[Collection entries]
# # # # #

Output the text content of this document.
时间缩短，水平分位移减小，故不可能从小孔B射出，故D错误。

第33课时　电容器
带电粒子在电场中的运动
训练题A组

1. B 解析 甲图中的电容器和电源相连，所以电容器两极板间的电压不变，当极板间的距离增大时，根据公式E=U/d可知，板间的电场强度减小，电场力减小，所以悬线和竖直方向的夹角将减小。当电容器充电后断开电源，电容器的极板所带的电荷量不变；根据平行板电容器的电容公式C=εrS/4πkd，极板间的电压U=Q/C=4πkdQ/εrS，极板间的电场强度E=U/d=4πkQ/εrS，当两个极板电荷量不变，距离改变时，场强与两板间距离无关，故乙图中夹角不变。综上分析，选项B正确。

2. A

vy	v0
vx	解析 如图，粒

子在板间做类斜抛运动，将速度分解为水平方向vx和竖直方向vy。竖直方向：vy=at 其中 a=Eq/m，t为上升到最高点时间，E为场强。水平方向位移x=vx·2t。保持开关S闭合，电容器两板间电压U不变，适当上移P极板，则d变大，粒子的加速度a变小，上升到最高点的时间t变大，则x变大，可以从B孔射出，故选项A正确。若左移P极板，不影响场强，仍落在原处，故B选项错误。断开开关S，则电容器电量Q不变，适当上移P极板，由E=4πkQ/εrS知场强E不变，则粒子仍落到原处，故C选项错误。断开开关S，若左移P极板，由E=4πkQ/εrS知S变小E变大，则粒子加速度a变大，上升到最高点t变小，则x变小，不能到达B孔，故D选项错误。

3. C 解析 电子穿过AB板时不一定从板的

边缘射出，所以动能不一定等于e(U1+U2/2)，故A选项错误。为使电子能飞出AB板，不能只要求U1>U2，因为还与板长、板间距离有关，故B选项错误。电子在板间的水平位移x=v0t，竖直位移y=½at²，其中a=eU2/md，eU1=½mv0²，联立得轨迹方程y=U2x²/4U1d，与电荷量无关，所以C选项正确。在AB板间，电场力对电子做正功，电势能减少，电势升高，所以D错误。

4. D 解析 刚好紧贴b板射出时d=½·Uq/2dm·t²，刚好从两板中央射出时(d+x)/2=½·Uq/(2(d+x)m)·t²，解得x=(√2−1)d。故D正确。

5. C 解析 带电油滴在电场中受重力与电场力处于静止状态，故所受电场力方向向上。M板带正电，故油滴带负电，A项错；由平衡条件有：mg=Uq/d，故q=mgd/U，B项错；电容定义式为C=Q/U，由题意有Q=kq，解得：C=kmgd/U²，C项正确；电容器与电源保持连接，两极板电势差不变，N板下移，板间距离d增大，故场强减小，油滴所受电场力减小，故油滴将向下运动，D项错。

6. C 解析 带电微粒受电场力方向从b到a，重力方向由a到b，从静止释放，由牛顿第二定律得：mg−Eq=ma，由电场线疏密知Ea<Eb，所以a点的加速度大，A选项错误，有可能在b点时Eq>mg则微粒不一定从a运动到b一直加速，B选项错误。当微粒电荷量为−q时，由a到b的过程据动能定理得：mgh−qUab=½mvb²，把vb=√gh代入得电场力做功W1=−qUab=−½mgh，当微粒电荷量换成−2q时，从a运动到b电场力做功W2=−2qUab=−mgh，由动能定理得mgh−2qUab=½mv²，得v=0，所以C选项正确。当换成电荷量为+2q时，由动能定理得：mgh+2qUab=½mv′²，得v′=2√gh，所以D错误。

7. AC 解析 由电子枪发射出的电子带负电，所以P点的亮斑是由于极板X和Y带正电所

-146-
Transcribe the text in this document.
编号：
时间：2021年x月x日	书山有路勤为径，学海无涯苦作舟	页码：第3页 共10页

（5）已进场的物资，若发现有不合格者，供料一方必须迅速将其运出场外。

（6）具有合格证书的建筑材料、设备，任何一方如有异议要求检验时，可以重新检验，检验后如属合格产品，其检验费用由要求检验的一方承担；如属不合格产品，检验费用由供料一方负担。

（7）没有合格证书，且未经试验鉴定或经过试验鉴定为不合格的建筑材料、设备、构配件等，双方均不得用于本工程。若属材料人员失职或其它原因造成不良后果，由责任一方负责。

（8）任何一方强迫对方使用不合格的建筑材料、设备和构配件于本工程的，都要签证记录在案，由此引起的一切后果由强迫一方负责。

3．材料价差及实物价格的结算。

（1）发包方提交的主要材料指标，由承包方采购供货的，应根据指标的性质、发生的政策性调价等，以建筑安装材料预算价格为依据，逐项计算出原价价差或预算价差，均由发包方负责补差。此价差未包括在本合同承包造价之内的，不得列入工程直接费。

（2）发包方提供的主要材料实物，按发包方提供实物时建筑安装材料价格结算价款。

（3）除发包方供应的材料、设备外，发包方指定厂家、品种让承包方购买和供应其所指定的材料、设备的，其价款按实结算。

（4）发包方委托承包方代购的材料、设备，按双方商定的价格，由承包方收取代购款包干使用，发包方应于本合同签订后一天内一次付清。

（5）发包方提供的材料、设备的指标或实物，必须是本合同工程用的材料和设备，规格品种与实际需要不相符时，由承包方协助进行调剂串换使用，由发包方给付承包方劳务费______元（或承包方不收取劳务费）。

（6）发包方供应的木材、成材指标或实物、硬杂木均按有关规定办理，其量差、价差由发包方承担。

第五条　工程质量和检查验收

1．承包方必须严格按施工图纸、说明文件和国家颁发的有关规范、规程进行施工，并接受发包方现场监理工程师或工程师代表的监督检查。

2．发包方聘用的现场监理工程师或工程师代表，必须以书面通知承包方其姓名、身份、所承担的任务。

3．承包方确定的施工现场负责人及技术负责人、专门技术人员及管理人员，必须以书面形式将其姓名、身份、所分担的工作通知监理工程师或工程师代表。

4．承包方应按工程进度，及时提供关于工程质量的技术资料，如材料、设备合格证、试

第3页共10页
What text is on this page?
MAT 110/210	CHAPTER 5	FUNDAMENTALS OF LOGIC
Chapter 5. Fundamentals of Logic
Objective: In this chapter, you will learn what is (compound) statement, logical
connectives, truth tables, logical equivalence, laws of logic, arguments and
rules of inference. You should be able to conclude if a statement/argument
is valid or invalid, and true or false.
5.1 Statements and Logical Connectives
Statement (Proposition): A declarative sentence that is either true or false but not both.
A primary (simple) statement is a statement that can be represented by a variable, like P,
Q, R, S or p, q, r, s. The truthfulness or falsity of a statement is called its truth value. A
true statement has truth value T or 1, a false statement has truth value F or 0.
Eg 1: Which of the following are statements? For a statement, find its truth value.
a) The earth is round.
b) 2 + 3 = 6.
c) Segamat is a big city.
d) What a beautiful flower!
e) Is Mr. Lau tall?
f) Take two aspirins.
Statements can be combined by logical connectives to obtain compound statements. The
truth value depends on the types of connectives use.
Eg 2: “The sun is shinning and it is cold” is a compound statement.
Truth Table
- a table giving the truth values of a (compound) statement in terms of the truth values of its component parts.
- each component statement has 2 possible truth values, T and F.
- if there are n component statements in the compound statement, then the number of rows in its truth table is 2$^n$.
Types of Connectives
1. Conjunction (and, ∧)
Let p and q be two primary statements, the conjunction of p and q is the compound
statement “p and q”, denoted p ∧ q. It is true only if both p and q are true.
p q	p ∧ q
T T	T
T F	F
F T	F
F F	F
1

# # # # #

• _Job_: Your task is to reproduce all of the records exactly.

• _Exercise result_:
Output the text content of this document.
时间缩短，水平分位移减小，故不可能从小孔B射出，故D错误。

第33课时　电容器
带电粒子在电场中的运动
训练题A组

1. B 解析 甲图中的电容器和电源相连，所以电容器两极板间的电压不变，当极板间的距离增大时，根据公式E=U/d可知，板间的电场强度减小，电场力减小，所以悬线和竖直方向的夹角将减小。当电容器充电后断开电源，电容器的极板所带的电荷量不变；根据平行板电容器的电容公式C=εrS/4πkd，极板间的电压U=Q/C=4πkdQ/εrS，极板间的电场强度E=U/d=4πkQ/εrS，当两个极板电荷量不变，距离改变时，场强与两板间距离无关，故乙图中夹角不变。综上分析，选项B正确。

2. A

vy	v0
vx	解析 如图，粒

子在板间做类斜抛运动，将速度分解为水平方向vx和竖直方向vy。竖直方向：vy=at 其中 a=Eq/m，t为上升到最高点时间，E为场强。水平方向位移x=vx·2t。保持开关S闭合，电容器两板间电压U不变，适当上移P极板，则d变大，粒子的加速度a变小，上升到最高点的时间t变大，则x变大，可以从B孔射出，故选项A正确。若左移P极板，不影响场强，仍落在原处，故B选项错误。断开开关S，则电容器电量Q不变，适当上移P极板，由E=4πkQ/εrS知场强E不变，则粒子仍落到原处，故C选项错误。断开开关S，若左移P极板，由E=4πkQ/εrS知S变小E变大，则粒子加速度a变大，上升到最高点t变小，则x变小，不能到达B孔，故D选项错误。

3. C 解析 电子穿过AB板时不一定从板的

边缘射出，所以动能不一定等于e(U1+U2/2)，故A选项错误。为使电子能飞出AB板，不能只要求U1>U2，因为还与板长、板间距离有关，故B选项错误。电子在板间的水平位移x=v0t，竖直位移y=½at²，其中a=eU2/md，eU1=½mv0²，联立得轨迹方程y=U2x²/4U1d，与电荷量无关，所以C选项正确。在AB板间，电场力对电子做正功，电势能减少，电势升高，所以D错误。

4. D 解析 刚好紧贴b板射出时d=½·Uq/2dm·t²，刚好从两板中央射出时(d+x)/2=½·Uq/(2(d+x)m)·t²，解得x=(√2−1)d。故D正确。

5. C 解析 带电油滴在电场中受重力与电场力处于静止状态，故所受电场力方向向上。M板带正电，故油滴带负电，A项错；由平衡条件有：mg=Uq/d，故q=mgd/U，B项错；电容定义式为C=Q/U，由题意有Q=kq，解得：C=kmgd/U²，C项正确；电容器与电源保持连接，两极板电势差不变，N板下移，板间距离d增大，故场强减小，油滴所受电场力减小，故油滴将向下运动，D项错。

6. C 解析 带电微粒受电场力方向从b到a，重力方向由a到b，从静止释放，由牛顿第二定律得：mg−Eq=ma，由电场线疏密知Ea<Eb，所以a点的加速度大，A选项错误，有可能在b点时Eq>mg则微粒不一定从a运动到b一直加速，B选项错误。当微粒电荷量为−q时，由a到b的过程据动能定理得：mgh−qUab=½mvb²，把vb=√gh代入得电场力做功W1=−qUab=−½mgh，当微粒电荷量换成−2q时，从a运动到b电场力做功W2=−2qUab=−mgh，由动能定理得mgh−2qUab=½mv²，得v=0，所以C选项正确。当换成电荷量为+2q时，由动能定理得：mgh+2qUab=½mv′²，得v′=2√gh，所以D错误。

7. AC 解析 由电子枪发射出的电子带负电，所以P点的亮斑是由于极板X和Y带正电所

-146-
Transcribe the text in this document.
编号：
时间：2021年x月x日	书山有路勤为径，学海无涯苦作舟	页码：第3页 共10页

（5）已进场的物资，若发现有不合格者，供料一方必须迅速将其运出场外。

（6）具有合格证书的建筑材料、设备，任何一方如有异议要求检验时，可以重新检验，检验后如属合格产品，其检验费用由要求检验的一方承担；如属不合格产品，检验费用由供料一方负担。

（7）没有合格证书，且未经试验鉴定或经过试验鉴定为不合格的建筑材料、设备、构配件等，双方均不得用于本工程。若属材料人员失职或其它原因造成不良后果，由责任一方负责。

（8）任何一方强迫对方使用不合格的建筑材料、设备和构配件于本工程的，都要签证记录在案，由此引起的一切后果由强迫一方负责。

3．材料价差及实物价格的结算。

（1）发包方提交的主要材料指标，由承包方采购供货的，应根据指标的性质、发生的政策性调价等，以建筑安装材料预算价格为依据，逐项计算出原价价差或预算价差，均由发包方负责补差。此价差未包括在本合同承包造价之内的，不得列入工程直接费。

（2）发包方提供的主要材料实物，按发包方提供实物时建筑安装材料价格结算价款。

（3）除发包方供应的材料、设备外，发包方指定厂家、品种让承包方购买和供应其所指定的材料、设备的，其价款按实结算。

（4）发包方委托承包方代购的材料、设备，按双方商定的价格，由承包方收取代购款包干使用，发包方应于本合同签订后一天内一次付清。

（5）发包方提供的材料、设备的指标或实物，必须是本合同工程用的材料和设备，规格品种与实际需要不相符时，由承包方协助进行调剂串换使用，由发包方给付承包方劳务费______元（或承包方不收取劳务费）。

（6）发包方供应的木材、成材指标或实物、硬杂木均按有关规定办理，其量差、价差由发包方承担。

第五条　工程质量和检查验收

1．承包方必须严格按施工图纸、说明文件和国家颁发的有关规范、规程进行施工，并接受发包方现场监理工程师或工程师代表的监督检查。

2．发包方聘用的现场监理工程师或工程师代表，必须以书面通知承包方其姓名、身份、所承担的任务。

3．承包方确定的施工现场负责人及技术负责人、专门技术人员及管理人员，必须以书面形式将其姓名、身份、所分担的工作通知监理工程师或工程师代表。

4．承包方应按工程进度，及时提供关于工程质量的技术资料，如材料、设备合格证、试

第3页共10页
What text is on this page?
MAT 110/210	CHAPTER 5	FUNDAMENTALS OF LOGIC
Chapter 5. Fundamentals of Logic
Objective: In this chapter, you will learn what is (compound) statement, logical
connectives, truth tables, logical equivalence, laws of logic, arguments and
rules of inference. You should be able to conclude if a statement/argument
is valid or invalid, and true or false.
5.1 Statements and Logical Connectives
Statement (Proposition): A declarative sentence that is either true or false but not both.
A primary (simple) statement is a statement that can be represented by a variable, like P,
Q, R, S or p, q, r, s. The truthfulness or falsity of a statement is called its truth value. A
true statement has truth value T or 1, a false statement has truth value F or 0.
Eg 1: Which of the following are statements? For a statement, find its truth value.
a) The earth is round.
b) 2 + 3 = 6.
c) Segamat is a big city.
d) What a beautiful flower!
e) Is Mr. Lau tall?
f) Take two aspirins.
Statements can be combined by logical connectives to obtain compound statements. The
truth value depends on the types of connectives use.
Eg 2: “The sun is shinning and it is cold” is a compound statement.
Truth Table
- a table giving the truth values of a (compound) statement in terms of the truth values of its component parts.
- each component statement has 2 possible truth values, T and F.
- if there are n component statements in the compound statement, then the number of rows in its truth table is 2$^n$.
Types of Connectives
1. Conjunction (and, ∧)
Let p and q be two primary statements, the conjunction of p and q is the compound
statement “p and q”, denoted p ∧ q. It is true only if both p and q are true.
p q	p ∧ q
T T	T
T F	F
F T	F
F F	F
1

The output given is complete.